Collected data:
===============
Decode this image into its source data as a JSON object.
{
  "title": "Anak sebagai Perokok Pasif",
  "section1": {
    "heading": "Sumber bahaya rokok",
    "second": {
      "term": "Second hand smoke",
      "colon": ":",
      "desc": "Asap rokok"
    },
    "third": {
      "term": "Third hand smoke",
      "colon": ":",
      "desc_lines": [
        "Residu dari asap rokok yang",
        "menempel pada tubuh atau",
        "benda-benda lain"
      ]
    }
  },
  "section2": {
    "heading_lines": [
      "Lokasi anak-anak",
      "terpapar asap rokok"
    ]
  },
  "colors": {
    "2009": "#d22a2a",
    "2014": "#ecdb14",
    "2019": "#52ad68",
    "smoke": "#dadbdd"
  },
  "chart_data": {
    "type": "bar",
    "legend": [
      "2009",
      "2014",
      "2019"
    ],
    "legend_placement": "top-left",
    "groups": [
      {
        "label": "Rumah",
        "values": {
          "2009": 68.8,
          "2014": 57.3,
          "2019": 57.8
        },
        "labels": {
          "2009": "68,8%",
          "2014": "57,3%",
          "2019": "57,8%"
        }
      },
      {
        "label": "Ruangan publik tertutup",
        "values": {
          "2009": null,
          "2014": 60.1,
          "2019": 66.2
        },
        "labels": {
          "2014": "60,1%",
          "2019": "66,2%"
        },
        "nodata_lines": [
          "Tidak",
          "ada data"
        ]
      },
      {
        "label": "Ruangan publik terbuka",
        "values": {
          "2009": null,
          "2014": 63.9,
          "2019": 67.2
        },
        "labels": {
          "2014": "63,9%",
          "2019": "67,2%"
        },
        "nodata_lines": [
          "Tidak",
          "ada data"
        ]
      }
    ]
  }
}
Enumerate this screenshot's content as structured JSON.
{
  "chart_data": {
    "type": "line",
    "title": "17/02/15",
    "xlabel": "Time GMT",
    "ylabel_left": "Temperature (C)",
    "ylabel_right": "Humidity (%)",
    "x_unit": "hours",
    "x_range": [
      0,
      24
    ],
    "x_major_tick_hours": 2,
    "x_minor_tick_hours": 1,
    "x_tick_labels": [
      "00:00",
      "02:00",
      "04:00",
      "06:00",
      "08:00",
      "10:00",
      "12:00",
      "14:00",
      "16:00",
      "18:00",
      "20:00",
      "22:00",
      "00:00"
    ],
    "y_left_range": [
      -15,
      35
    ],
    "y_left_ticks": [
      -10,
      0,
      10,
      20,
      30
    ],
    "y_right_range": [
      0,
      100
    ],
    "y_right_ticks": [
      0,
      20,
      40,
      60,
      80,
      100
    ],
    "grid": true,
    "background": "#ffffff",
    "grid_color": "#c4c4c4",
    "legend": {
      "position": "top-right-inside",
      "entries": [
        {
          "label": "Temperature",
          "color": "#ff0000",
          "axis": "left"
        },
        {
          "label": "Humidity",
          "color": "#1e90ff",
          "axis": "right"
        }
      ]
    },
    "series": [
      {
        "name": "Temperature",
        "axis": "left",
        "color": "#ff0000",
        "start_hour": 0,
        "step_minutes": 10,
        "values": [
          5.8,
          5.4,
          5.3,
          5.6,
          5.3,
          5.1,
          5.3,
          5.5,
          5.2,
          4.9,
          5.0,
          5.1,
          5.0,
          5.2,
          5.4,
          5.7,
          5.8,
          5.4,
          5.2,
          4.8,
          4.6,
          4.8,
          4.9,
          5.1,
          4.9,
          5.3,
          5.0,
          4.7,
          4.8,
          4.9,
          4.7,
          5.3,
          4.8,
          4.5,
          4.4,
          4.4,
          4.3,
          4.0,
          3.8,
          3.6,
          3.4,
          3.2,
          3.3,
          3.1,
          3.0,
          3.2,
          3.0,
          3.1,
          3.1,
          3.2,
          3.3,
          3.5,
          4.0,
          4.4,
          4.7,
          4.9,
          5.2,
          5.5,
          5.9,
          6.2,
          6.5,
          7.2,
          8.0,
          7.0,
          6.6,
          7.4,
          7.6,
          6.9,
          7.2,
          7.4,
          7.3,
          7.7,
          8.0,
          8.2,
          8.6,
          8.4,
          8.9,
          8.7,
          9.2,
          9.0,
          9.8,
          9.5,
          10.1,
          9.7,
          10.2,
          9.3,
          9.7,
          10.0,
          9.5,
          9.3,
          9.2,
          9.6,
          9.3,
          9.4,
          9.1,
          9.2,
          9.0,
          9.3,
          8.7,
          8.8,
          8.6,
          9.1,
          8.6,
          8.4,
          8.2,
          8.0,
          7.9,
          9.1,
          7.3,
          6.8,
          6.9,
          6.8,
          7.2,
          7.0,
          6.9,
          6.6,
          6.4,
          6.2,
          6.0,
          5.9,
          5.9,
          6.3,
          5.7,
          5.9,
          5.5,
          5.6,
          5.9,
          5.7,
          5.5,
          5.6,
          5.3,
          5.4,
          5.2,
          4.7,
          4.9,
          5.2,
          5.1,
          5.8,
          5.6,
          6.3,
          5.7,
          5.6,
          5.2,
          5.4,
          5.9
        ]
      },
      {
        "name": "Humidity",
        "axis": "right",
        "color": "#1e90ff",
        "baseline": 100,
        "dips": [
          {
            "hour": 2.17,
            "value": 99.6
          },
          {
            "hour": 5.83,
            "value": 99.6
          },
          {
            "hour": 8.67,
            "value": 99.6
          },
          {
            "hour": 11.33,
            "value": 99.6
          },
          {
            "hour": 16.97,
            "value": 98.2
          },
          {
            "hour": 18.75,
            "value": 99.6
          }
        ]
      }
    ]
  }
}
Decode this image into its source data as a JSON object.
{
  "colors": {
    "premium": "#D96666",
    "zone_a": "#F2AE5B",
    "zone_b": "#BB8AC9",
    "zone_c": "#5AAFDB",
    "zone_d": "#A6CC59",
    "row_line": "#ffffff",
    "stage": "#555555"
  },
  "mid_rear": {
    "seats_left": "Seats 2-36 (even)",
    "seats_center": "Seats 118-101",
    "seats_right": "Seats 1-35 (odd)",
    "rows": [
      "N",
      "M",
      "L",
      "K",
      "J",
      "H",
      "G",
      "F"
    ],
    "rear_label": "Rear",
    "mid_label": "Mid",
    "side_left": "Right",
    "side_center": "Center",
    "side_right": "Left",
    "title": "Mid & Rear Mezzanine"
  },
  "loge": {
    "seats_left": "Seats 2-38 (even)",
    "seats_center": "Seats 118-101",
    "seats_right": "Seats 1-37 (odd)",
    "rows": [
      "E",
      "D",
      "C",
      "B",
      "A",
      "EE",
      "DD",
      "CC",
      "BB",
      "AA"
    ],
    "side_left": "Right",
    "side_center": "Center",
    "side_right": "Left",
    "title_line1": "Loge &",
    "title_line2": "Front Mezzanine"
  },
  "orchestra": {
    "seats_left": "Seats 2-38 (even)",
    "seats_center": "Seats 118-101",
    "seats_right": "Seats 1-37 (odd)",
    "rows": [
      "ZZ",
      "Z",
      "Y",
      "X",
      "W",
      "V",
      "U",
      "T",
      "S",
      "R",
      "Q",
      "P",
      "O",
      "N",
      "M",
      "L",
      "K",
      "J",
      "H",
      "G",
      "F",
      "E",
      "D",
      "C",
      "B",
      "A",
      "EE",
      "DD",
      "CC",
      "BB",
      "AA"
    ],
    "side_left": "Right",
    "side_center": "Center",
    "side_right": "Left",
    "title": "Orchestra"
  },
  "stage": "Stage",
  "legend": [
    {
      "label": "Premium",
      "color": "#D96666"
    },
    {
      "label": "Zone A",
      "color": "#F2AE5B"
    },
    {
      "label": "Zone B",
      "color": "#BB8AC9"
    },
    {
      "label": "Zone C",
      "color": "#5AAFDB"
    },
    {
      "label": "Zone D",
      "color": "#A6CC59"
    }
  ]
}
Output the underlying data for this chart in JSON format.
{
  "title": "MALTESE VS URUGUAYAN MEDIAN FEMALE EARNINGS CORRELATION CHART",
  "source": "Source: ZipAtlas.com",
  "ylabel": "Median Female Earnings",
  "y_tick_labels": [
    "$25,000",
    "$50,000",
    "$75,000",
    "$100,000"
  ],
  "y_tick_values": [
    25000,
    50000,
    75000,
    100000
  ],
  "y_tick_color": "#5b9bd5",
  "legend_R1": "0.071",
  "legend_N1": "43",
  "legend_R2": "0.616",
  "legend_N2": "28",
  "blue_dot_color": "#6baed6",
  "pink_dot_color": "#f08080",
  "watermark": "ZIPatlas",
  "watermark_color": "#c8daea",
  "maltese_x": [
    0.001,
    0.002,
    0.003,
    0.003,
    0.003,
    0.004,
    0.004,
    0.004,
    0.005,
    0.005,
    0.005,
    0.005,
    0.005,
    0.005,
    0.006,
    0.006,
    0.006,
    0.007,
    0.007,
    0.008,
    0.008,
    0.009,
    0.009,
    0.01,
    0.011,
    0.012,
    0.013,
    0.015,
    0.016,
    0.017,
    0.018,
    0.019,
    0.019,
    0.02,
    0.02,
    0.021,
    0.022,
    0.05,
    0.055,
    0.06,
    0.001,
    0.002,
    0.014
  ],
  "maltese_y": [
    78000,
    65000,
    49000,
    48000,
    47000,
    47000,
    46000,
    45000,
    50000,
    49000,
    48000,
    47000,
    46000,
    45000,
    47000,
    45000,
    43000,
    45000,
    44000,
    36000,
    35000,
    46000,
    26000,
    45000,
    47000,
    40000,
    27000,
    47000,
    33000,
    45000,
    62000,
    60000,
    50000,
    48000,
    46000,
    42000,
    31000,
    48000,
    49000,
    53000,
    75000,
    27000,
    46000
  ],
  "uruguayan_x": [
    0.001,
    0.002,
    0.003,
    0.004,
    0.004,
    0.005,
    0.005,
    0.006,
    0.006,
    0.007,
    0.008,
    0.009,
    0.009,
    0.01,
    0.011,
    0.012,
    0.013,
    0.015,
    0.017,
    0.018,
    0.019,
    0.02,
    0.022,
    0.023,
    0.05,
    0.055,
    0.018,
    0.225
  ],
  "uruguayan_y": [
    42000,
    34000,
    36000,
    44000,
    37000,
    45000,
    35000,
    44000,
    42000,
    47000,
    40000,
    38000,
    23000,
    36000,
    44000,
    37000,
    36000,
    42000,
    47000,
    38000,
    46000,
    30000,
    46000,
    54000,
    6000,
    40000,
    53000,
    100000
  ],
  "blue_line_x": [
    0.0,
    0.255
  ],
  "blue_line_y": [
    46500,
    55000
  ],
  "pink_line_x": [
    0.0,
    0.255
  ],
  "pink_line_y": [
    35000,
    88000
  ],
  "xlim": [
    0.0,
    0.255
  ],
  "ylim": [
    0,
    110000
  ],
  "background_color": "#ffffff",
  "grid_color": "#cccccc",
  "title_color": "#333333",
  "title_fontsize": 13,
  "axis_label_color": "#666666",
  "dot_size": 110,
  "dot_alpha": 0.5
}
===============
Gather every line containing the word "JSON" and copy it.

Decode this image into its source data as a JSON object.
Enumerate this screenshot's content as structured JSON.
Decode this image into its source data as a JSON object.
Output the underlying data for this chart in JSON format.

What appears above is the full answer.